══ EXERCISE DATA

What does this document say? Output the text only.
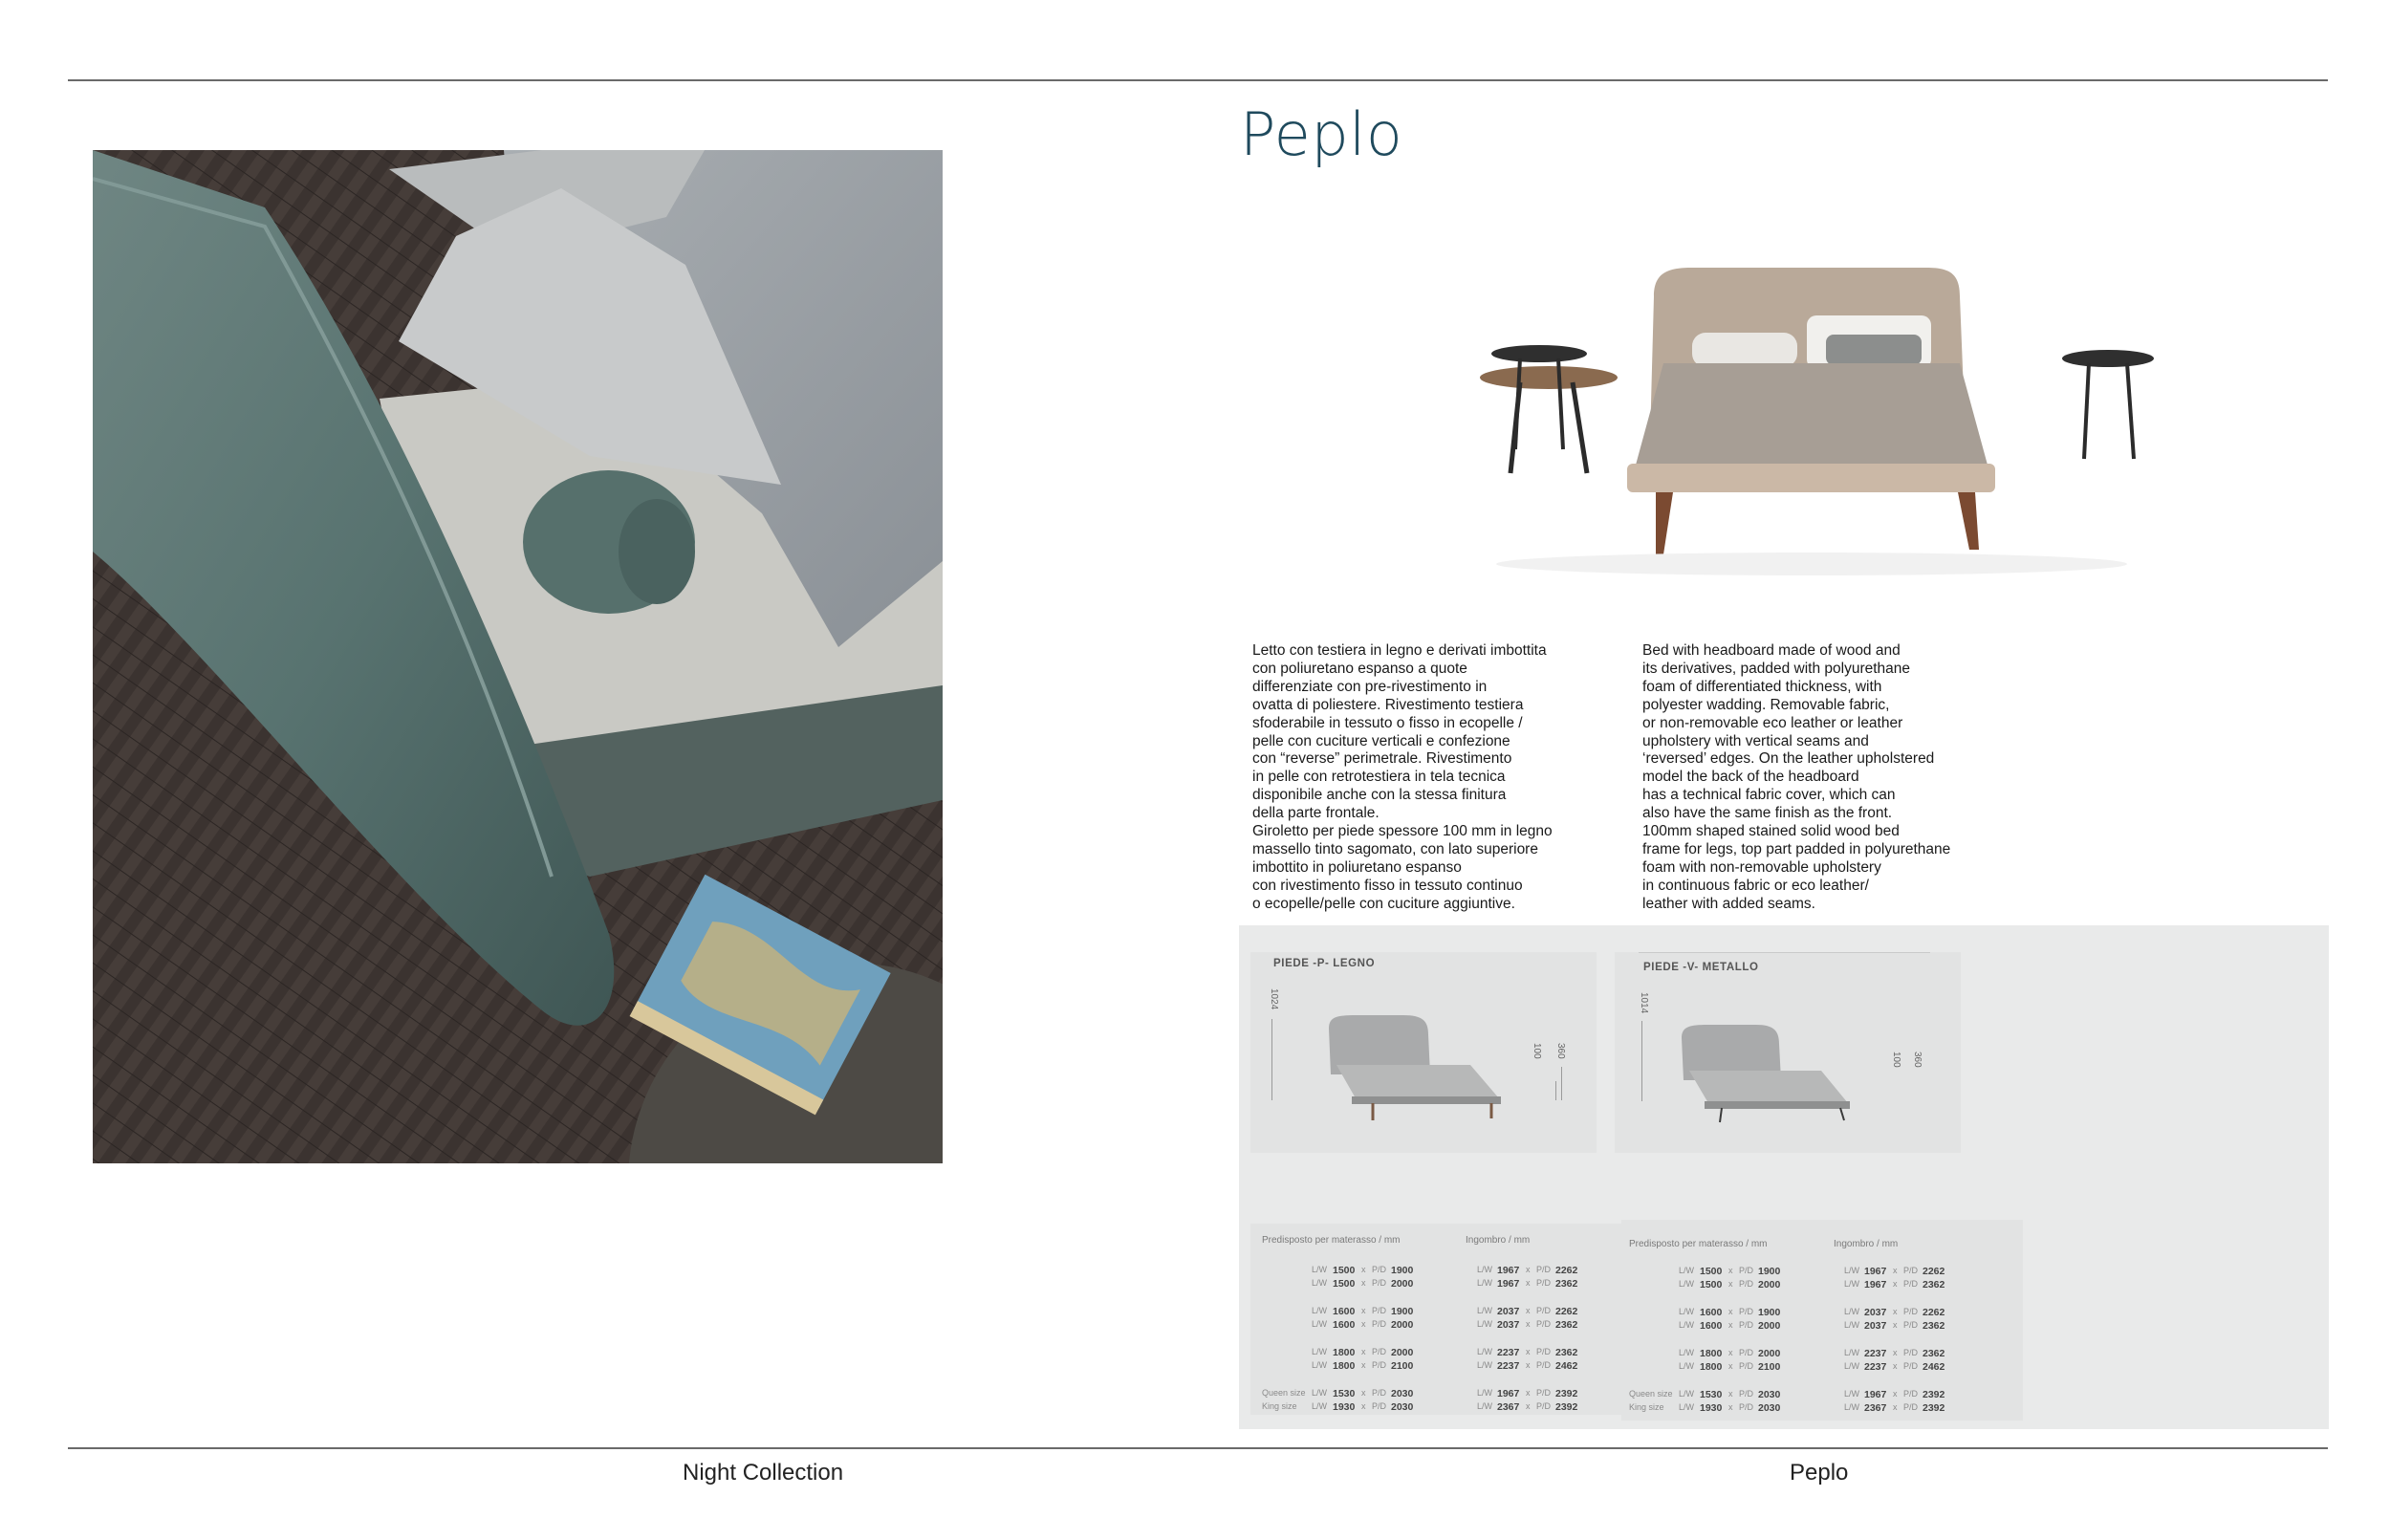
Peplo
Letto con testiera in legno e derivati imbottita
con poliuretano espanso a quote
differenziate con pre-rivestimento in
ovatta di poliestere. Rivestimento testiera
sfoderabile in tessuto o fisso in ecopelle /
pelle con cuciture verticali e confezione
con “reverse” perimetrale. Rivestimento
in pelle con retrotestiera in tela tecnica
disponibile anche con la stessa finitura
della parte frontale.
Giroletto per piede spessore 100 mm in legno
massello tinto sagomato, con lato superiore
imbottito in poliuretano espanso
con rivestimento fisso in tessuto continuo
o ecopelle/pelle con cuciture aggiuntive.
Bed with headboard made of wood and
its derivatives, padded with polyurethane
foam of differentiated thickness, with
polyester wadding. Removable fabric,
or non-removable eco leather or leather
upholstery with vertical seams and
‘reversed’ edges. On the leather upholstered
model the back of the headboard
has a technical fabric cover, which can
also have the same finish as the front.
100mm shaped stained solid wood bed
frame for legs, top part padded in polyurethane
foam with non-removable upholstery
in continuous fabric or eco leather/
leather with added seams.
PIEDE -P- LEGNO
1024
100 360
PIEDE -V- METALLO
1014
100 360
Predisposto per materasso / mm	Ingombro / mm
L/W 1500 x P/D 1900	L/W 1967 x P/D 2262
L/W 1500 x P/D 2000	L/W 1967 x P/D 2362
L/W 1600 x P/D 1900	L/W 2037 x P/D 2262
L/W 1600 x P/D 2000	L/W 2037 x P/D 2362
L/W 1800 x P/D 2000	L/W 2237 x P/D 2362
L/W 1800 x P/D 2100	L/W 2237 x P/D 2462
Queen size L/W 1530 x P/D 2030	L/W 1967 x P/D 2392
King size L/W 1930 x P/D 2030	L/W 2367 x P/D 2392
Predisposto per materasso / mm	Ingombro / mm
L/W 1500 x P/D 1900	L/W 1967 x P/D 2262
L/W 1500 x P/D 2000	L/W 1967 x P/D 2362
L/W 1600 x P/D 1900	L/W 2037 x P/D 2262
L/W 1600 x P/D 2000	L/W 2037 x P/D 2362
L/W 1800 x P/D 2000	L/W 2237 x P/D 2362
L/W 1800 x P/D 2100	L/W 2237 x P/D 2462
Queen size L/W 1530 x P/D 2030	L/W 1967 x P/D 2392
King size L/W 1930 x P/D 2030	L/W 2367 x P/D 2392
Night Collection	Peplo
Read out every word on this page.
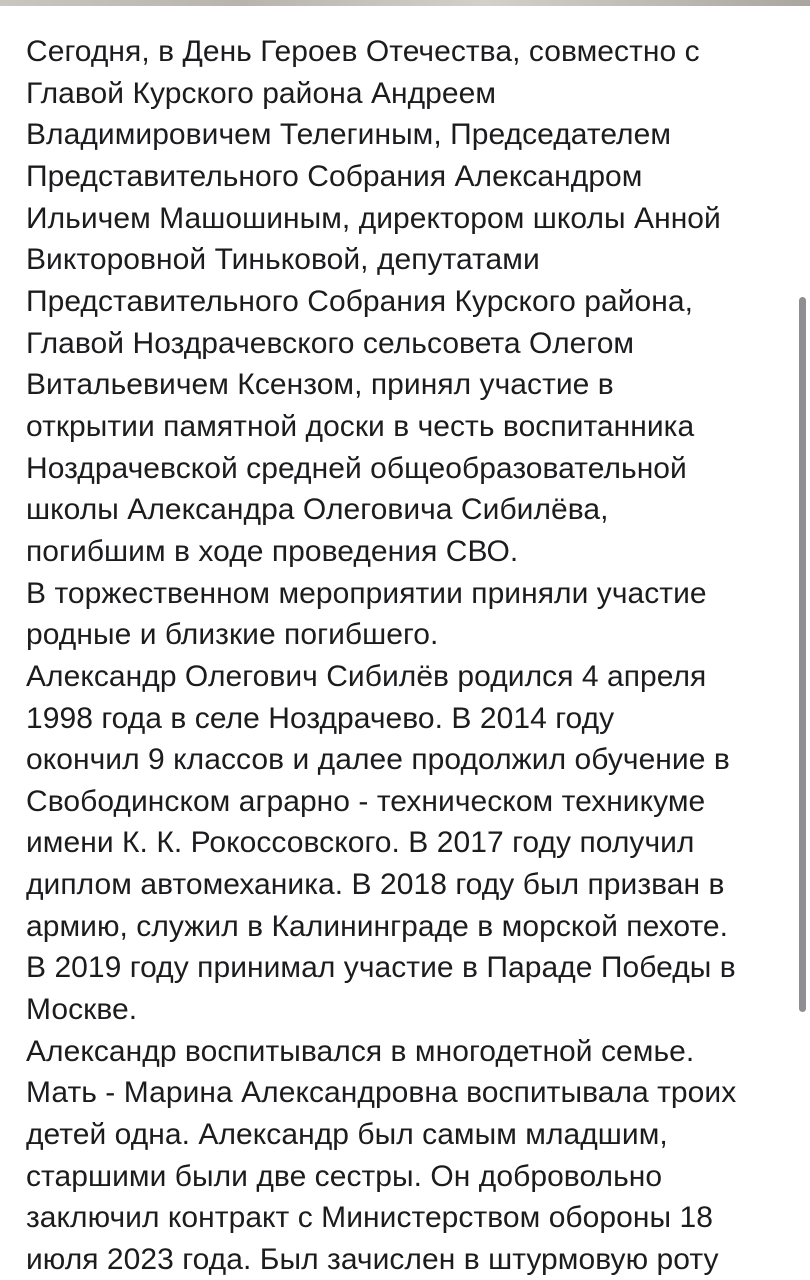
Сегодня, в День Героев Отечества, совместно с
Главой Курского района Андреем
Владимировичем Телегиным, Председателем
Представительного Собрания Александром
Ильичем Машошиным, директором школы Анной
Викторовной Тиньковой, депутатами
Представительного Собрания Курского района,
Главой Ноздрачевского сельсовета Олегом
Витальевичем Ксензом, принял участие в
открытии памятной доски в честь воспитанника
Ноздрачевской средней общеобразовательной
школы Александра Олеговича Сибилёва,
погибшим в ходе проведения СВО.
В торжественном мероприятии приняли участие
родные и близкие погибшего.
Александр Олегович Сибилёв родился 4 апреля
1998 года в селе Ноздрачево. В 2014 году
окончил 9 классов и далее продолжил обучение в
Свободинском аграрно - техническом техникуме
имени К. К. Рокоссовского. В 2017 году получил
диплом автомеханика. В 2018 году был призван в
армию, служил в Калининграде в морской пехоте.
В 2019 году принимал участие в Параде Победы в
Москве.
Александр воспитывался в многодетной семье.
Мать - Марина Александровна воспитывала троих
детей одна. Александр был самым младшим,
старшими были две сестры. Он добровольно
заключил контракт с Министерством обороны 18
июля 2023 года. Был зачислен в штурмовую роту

════

Go through the material and copy out every line with "wood" in it.

Bed with headboard made of wood and
100mm shaped stained solid wood bed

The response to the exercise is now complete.